### ACTIVIDADES PROPUESTAS
- 1) Responde según el fragmento:
(a) ¿En qué año está ubicada la película?
(b) ¿Qué dos clasificaciones de los chavales se mencionan como resultado del trabajo del psicólogo?
(c) ¿Cuál era la profesión de los padres de Barratier?
- 2) Enumera todas las películas que el fragmento cita por su título.

Es la diferencia entre partir de lo real o partir de las ideologías de género, psicológicas o de cuantos campos queramos, que teorizan antes de mirar la realidad. Es lo que sucede con la llegada de un joven delincuente al internado, de la mano de un psicólogo cuyo hito ha sido categorizar (objetivizar, ya comentado en otras críticas) a los chavales; llegando a clasificaciones como “limítrofes” o “imbéciles”. Como vemos, los temas son recursivos, pudiendo percibir también en cierto momento problemas como el estigma de la pedofilia o el gran asunto de la ausencia paterna y materna. La película, no en vano, está ubicada en 1949, donde tras la guerra, muchos niños son huérfanos o están solos, dado que sus padres y madres están ocupados trabajando y no pueden mantenerlos. El propio Barratier dirá que se basó en su experiencia del divorcio de sus padres y la constante ausencia de éstos (por su profesión de actores), para rememorar ciertos temas en la película. Recordemos aquí la frase que mentaba Henry en Detachment, donde afirmaba que el corazón de un niño –la pureza de su mirada–, puede alumbrar muchos lugares oscuros pero ¿cómo entiende el instante de su propia indiferencia? Es decir, un niño que no es introducido en lo real, que no es acompañado (como el rostro que busca Chuck en The man without a face); se inhibe de la realidad, se protege, porque ésta de antemano se le presenta sórdida. En esta misma línea, vemos aquí el acompañamiento e instrucción continua que ofrece Mathieu a los chavales en contraposición a esa ausencia que percibimos en Dead Poets Society, donde los alumnos eran desafiados y provocados, pero faltaba quizás una guía, un camino que recorrer que les permitiese hacerse adultos.

### FILAS SIN PROCESAR
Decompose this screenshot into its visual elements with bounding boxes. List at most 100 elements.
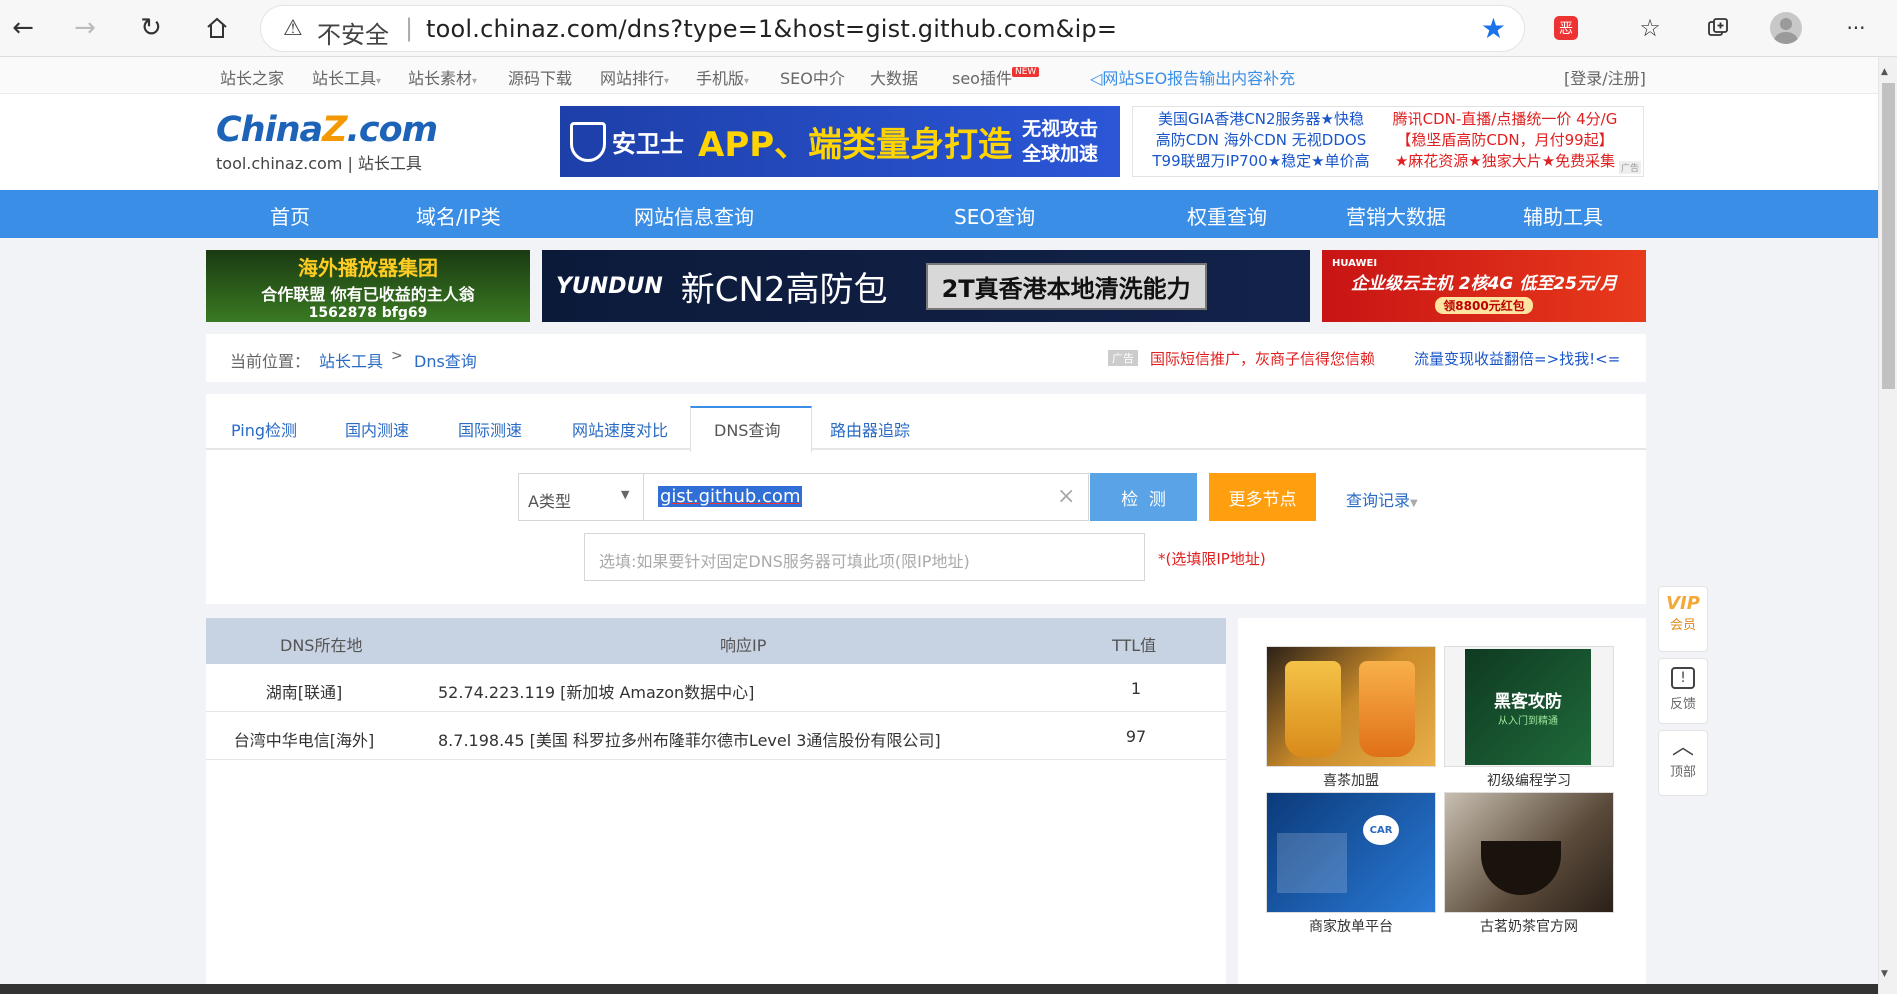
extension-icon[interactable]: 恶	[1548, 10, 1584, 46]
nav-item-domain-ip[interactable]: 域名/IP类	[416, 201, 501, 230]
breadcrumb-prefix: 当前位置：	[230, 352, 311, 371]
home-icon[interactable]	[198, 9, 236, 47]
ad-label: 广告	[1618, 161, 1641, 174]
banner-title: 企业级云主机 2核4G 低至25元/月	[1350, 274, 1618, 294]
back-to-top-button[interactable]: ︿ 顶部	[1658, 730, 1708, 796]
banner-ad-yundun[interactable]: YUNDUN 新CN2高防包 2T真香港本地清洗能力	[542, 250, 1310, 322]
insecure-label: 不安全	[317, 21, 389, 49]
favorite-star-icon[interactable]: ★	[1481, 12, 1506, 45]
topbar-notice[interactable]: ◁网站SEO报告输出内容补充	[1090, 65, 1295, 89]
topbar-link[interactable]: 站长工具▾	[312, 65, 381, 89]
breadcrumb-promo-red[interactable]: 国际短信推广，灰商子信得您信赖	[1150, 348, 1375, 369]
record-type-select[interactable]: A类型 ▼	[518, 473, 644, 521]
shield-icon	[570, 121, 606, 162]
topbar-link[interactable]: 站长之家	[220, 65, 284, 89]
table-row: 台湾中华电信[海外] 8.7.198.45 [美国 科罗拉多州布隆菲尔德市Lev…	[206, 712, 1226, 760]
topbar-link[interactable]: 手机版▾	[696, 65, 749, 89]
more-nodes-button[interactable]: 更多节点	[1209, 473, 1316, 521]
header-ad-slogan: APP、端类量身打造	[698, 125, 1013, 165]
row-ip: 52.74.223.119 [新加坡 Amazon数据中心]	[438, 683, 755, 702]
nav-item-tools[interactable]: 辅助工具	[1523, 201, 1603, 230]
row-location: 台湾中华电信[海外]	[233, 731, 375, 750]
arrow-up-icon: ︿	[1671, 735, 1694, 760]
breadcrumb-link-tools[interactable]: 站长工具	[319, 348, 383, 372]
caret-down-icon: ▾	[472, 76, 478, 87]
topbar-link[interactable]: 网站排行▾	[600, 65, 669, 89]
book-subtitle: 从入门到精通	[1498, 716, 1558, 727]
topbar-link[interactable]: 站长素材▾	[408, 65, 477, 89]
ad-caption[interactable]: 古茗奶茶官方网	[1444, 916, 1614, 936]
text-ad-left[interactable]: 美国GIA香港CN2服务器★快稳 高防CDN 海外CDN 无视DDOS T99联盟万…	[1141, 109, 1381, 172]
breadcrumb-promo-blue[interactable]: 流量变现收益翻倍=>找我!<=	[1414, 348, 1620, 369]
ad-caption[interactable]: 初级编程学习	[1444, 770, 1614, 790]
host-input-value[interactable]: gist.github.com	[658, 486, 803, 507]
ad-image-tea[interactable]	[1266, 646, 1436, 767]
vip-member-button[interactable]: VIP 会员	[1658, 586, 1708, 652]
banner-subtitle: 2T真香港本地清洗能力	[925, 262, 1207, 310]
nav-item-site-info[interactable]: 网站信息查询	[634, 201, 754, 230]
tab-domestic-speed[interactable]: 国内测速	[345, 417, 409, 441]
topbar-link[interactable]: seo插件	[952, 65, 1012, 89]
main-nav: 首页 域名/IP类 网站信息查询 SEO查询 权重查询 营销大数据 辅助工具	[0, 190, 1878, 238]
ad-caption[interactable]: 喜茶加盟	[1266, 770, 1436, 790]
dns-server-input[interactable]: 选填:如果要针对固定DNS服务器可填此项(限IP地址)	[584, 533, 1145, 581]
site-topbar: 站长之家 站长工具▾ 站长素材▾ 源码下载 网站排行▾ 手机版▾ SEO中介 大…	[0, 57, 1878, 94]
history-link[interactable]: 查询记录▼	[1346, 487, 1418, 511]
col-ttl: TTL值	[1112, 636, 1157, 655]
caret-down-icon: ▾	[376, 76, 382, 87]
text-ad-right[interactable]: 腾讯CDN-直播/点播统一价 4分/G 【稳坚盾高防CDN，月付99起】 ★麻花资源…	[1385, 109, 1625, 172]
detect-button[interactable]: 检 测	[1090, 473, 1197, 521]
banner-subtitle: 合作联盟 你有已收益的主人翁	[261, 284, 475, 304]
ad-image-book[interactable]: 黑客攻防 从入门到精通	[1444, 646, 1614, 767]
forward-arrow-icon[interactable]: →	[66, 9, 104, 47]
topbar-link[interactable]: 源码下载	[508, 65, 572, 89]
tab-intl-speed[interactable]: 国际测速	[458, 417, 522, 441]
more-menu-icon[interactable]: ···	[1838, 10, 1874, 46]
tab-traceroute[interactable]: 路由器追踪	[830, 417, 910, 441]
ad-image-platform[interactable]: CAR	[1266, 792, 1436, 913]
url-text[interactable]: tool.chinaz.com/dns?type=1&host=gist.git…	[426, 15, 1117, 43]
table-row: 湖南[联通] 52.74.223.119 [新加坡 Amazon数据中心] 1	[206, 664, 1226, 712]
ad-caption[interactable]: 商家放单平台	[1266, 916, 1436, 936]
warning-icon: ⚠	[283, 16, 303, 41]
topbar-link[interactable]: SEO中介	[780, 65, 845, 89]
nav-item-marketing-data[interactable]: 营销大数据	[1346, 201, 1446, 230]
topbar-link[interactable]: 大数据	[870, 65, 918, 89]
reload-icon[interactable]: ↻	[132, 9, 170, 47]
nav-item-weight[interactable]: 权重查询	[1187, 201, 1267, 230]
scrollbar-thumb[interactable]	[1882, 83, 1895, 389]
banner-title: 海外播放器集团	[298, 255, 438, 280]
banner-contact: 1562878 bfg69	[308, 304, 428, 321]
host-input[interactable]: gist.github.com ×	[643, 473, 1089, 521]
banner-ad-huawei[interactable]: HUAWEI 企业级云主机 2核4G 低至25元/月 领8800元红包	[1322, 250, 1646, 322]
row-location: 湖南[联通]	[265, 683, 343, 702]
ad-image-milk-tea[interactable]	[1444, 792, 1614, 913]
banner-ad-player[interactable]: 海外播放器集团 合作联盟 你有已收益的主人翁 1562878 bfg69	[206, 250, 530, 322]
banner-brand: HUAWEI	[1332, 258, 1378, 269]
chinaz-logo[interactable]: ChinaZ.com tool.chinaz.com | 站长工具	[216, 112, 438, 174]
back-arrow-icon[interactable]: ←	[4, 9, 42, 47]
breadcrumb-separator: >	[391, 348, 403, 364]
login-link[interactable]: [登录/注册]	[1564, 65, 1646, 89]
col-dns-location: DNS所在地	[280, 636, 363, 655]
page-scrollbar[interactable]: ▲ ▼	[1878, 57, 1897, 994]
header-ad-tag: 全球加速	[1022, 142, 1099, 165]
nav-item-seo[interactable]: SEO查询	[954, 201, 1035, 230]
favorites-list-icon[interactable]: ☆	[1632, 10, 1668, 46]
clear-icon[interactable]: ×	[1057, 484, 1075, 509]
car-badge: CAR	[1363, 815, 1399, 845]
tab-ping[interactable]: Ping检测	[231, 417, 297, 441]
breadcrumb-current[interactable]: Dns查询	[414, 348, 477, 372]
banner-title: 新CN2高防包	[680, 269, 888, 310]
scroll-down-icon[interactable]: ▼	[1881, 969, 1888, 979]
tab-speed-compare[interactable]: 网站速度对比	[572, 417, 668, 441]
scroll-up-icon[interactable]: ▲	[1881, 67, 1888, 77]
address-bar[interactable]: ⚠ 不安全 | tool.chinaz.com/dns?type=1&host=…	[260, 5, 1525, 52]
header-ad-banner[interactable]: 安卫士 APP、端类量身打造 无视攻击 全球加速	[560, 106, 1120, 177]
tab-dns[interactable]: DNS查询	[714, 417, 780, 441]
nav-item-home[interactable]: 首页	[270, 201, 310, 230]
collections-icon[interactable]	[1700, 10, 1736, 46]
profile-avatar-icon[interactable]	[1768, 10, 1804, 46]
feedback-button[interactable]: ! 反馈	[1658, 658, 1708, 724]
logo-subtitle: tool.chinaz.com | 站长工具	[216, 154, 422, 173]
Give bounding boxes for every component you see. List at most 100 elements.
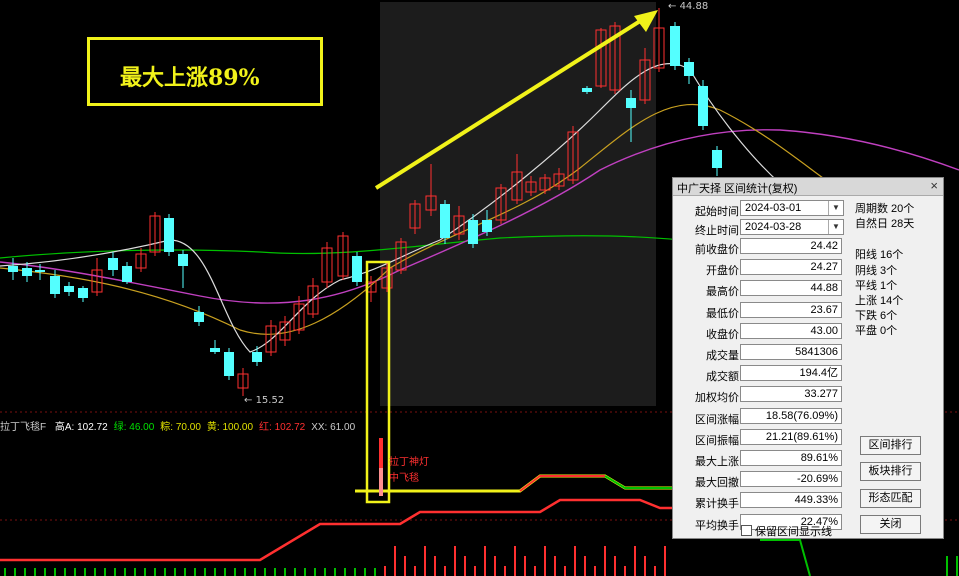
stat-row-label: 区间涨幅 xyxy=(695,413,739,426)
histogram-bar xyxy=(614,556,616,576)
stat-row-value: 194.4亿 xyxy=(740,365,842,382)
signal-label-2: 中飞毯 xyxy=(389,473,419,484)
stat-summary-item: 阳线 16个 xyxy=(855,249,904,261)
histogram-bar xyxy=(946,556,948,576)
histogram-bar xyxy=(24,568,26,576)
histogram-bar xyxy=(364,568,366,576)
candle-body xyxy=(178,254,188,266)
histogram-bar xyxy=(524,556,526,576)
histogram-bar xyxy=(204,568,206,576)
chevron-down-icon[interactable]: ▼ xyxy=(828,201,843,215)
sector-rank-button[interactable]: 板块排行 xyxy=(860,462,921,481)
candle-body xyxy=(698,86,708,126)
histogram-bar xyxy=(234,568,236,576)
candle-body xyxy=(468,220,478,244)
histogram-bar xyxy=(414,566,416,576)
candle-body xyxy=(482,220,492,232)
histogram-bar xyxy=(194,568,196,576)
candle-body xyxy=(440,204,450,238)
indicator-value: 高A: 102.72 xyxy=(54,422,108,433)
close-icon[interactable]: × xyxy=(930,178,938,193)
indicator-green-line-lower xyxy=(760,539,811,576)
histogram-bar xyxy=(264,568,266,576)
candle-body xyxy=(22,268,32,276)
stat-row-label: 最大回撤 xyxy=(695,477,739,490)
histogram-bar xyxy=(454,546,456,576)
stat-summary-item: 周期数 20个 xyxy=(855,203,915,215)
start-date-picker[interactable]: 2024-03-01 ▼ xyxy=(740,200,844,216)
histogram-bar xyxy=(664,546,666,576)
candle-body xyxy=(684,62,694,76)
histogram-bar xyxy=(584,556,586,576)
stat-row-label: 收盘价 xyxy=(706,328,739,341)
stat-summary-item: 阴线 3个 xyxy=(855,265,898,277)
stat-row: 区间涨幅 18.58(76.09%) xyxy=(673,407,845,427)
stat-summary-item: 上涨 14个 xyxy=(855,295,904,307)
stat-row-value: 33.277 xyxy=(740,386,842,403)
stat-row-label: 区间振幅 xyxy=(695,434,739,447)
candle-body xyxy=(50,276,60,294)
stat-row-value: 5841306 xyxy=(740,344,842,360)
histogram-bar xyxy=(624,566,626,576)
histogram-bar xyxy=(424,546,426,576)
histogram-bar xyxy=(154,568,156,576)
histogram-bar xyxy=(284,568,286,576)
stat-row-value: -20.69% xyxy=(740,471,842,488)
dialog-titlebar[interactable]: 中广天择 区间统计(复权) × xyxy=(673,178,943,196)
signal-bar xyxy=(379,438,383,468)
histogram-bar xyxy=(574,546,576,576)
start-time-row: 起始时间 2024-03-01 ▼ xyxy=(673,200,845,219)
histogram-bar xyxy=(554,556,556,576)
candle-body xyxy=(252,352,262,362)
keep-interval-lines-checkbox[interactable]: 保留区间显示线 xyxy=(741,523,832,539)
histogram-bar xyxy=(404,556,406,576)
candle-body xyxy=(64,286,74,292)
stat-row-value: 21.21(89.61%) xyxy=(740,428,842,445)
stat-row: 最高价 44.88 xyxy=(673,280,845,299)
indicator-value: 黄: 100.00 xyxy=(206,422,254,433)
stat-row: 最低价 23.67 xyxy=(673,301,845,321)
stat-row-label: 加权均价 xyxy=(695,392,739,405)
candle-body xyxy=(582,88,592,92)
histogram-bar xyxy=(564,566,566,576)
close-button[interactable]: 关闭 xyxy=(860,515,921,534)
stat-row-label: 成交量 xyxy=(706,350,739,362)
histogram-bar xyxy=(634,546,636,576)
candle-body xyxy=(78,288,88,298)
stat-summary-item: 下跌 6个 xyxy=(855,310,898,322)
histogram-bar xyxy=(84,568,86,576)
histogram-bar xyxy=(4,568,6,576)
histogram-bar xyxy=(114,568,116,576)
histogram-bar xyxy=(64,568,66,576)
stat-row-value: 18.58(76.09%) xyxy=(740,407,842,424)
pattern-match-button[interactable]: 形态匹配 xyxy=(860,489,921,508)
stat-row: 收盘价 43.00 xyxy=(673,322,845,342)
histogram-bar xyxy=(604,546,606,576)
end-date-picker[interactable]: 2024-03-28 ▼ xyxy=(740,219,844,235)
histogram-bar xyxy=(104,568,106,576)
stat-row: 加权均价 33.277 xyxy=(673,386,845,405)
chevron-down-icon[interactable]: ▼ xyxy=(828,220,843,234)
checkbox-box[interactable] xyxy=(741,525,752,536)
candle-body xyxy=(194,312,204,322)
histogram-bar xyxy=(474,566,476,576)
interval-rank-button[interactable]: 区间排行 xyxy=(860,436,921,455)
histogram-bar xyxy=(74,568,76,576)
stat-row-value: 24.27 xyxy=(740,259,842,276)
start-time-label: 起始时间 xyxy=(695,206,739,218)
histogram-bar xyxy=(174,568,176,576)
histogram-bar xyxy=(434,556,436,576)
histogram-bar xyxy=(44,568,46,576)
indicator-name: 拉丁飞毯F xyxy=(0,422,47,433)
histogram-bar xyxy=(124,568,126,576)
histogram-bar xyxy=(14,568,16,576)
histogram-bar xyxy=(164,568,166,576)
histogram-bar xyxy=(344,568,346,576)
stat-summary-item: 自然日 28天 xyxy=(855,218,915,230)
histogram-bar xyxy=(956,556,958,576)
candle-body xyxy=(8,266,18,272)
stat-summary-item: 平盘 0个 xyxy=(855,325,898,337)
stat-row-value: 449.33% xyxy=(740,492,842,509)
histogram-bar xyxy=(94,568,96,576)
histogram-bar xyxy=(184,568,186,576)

### RESULTADOS ESPERADOS
- 1)
(a) En 1949.
(b) “Limítrofes” e “imbéciles”.
(c) Eran actores.

- 2)
Detachment
The man without a face
Dead Poets Society